>> begin INPUT

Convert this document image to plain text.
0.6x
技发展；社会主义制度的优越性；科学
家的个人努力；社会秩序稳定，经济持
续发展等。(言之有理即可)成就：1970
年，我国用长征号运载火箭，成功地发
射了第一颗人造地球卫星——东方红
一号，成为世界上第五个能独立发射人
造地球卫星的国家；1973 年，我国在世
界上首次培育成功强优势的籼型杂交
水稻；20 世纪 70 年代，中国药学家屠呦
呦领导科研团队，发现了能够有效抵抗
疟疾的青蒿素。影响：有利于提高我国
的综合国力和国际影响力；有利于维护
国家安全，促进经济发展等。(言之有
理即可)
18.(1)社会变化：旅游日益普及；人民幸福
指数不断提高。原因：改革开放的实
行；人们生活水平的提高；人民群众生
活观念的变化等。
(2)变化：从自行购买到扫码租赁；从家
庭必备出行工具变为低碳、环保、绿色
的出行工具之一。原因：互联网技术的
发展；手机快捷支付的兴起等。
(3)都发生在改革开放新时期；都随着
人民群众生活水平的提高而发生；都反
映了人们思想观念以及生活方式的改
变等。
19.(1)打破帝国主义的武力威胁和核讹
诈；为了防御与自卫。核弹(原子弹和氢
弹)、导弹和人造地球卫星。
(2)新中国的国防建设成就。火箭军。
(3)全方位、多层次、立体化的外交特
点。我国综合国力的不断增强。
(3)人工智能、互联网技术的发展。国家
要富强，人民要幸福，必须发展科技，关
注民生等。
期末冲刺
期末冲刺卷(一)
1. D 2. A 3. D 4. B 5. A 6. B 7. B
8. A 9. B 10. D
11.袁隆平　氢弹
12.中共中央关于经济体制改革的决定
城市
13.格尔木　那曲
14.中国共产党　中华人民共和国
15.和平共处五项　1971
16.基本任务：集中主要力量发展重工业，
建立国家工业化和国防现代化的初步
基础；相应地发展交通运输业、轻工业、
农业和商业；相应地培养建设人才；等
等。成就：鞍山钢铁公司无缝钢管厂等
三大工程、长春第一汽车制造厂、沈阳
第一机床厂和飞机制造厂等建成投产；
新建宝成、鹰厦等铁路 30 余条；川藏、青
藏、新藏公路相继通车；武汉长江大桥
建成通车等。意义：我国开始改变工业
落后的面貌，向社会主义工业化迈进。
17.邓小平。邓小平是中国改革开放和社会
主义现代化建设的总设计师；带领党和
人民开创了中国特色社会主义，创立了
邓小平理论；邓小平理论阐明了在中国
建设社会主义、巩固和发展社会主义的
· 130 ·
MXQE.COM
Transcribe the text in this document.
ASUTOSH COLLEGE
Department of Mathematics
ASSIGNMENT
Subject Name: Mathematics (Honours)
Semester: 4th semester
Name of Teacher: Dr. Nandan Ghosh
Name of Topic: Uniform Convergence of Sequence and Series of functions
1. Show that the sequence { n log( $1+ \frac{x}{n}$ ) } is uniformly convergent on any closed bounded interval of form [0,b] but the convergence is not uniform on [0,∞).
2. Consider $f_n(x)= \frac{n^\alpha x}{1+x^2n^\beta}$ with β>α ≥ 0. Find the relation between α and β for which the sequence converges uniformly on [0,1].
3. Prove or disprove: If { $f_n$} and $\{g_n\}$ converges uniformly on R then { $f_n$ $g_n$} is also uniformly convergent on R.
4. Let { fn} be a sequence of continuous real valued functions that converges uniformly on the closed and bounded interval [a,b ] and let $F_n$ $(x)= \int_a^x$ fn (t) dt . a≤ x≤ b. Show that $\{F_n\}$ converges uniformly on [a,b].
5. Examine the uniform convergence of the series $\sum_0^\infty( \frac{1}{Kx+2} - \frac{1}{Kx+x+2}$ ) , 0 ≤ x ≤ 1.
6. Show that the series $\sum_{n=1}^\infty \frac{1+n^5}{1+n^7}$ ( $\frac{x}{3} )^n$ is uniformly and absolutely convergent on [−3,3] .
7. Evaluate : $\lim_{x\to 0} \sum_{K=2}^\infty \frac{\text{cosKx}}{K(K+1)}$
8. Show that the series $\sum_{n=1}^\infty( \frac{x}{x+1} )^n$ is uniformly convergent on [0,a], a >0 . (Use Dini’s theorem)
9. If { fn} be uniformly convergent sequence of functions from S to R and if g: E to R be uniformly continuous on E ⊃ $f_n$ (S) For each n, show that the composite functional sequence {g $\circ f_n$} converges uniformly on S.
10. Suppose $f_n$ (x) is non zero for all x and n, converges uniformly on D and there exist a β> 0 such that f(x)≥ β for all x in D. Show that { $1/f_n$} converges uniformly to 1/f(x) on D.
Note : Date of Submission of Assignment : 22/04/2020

>> end INPUT

PROBLEM DESCRIPTION. Go through the records above and retype each one exactly.

FINAL RESULT.
Convert this document image to plain text.
0.6x
技发展；社会主义制度的优越性；科学
家的个人努力；社会秩序稳定，经济持
续发展等。(言之有理即可)成就：1970
年，我国用长征号运载火箭，成功地发
射了第一颗人造地球卫星——东方红
一号，成为世界上第五个能独立发射人
造地球卫星的国家；1973 年，我国在世
界上首次培育成功强优势的籼型杂交
水稻；20 世纪 70 年代，中国药学家屠呦
呦领导科研团队，发现了能够有效抵抗
疟疾的青蒿素。影响：有利于提高我国
的综合国力和国际影响力；有利于维护
国家安全，促进经济发展等。(言之有
理即可)
18.(1)社会变化：旅游日益普及；人民幸福
指数不断提高。原因：改革开放的实
行；人们生活水平的提高；人民群众生
活观念的变化等。
(2)变化：从自行购买到扫码租赁；从家
庭必备出行工具变为低碳、环保、绿色
的出行工具之一。原因：互联网技术的
发展；手机快捷支付的兴起等。
(3)都发生在改革开放新时期；都随着
人民群众生活水平的提高而发生；都反
映了人们思想观念以及生活方式的改
变等。
19.(1)打破帝国主义的武力威胁和核讹
诈；为了防御与自卫。核弹(原子弹和氢
弹)、导弹和人造地球卫星。
(2)新中国的国防建设成就。火箭军。
(3)全方位、多层次、立体化的外交特
点。我国综合国力的不断增强。
(3)人工智能、互联网技术的发展。国家
要富强，人民要幸福，必须发展科技，关
注民生等。
期末冲刺
期末冲刺卷(一)
1. D 2. A 3. D 4. B 5. A 6. B 7. B
8. A 9. B 10. D
11.袁隆平　氢弹
12.中共中央关于经济体制改革的决定
城市
13.格尔木　那曲
14.中国共产党　中华人民共和国
15.和平共处五项　1971
16.基本任务：集中主要力量发展重工业，
建立国家工业化和国防现代化的初步
基础；相应地发展交通运输业、轻工业、
农业和商业；相应地培养建设人才；等
等。成就：鞍山钢铁公司无缝钢管厂等
三大工程、长春第一汽车制造厂、沈阳
第一机床厂和飞机制造厂等建成投产；
新建宝成、鹰厦等铁路 30 余条；川藏、青
藏、新藏公路相继通车；武汉长江大桥
建成通车等。意义：我国开始改变工业
落后的面貌，向社会主义工业化迈进。
17.邓小平。邓小平是中国改革开放和社会
主义现代化建设的总设计师；带领党和
人民开创了中国特色社会主义，创立了
邓小平理论；邓小平理论阐明了在中国
建设社会主义、巩固和发展社会主义的
· 130 ·
MXQE.COM
Transcribe the text in this document.
ASUTOSH COLLEGE
Department of Mathematics
ASSIGNMENT
Subject Name: Mathematics (Honours)
Semester: 4th semester
Name of Teacher: Dr. Nandan Ghosh
Name of Topic: Uniform Convergence of Sequence and Series of functions
1. Show that the sequence { n log( $1+ \frac{x}{n}$ ) } is uniformly convergent on any closed bounded interval of form [0,b] but the convergence is not uniform on [0,∞).
2. Consider $f_n(x)= \frac{n^\alpha x}{1+x^2n^\beta}$ with β>α ≥ 0. Find the relation between α and β for which the sequence converges uniformly on [0,1].
3. Prove or disprove: If { $f_n$} and $\{g_n\}$ converges uniformly on R then { $f_n$ $g_n$} is also uniformly convergent on R.
4. Let { fn} be a sequence of continuous real valued functions that converges uniformly on the closed and bounded interval [a,b ] and let $F_n$ $(x)= \int_a^x$ fn (t) dt . a≤ x≤ b. Show that $\{F_n\}$ converges uniformly on [a,b].
5. Examine the uniform convergence of the series $\sum_0^\infty( \frac{1}{Kx+2} - \frac{1}{Kx+x+2}$ ) , 0 ≤ x ≤ 1.
6. Show that the series $\sum_{n=1}^\infty \frac{1+n^5}{1+n^7}$ ( $\frac{x}{3} )^n$ is uniformly and absolutely convergent on [−3,3] .
7. Evaluate : $\lim_{x\to 0} \sum_{K=2}^\infty \frac{\text{cosKx}}{K(K+1)}$
8. Show that the series $\sum_{n=1}^\infty( \frac{x}{x+1} )^n$ is uniformly convergent on [0,a], a >0 . (Use Dini’s theorem)
9. If { fn} be uniformly convergent sequence of functions from S to R and if g: E to R be uniformly continuous on E ⊃ $f_n$ (S) For each n, show that the composite functional sequence {g $\circ f_n$} converges uniformly on S.
10. Suppose $f_n$ (x) is non zero for all x and n, converges uniformly on D and there exist a β> 0 such that f(x)≥ β for all x in D. Show that { $1/f_n$} converges uniformly to 1/f(x) on D.
Note : Date of Submission of Assignment : 22/04/2020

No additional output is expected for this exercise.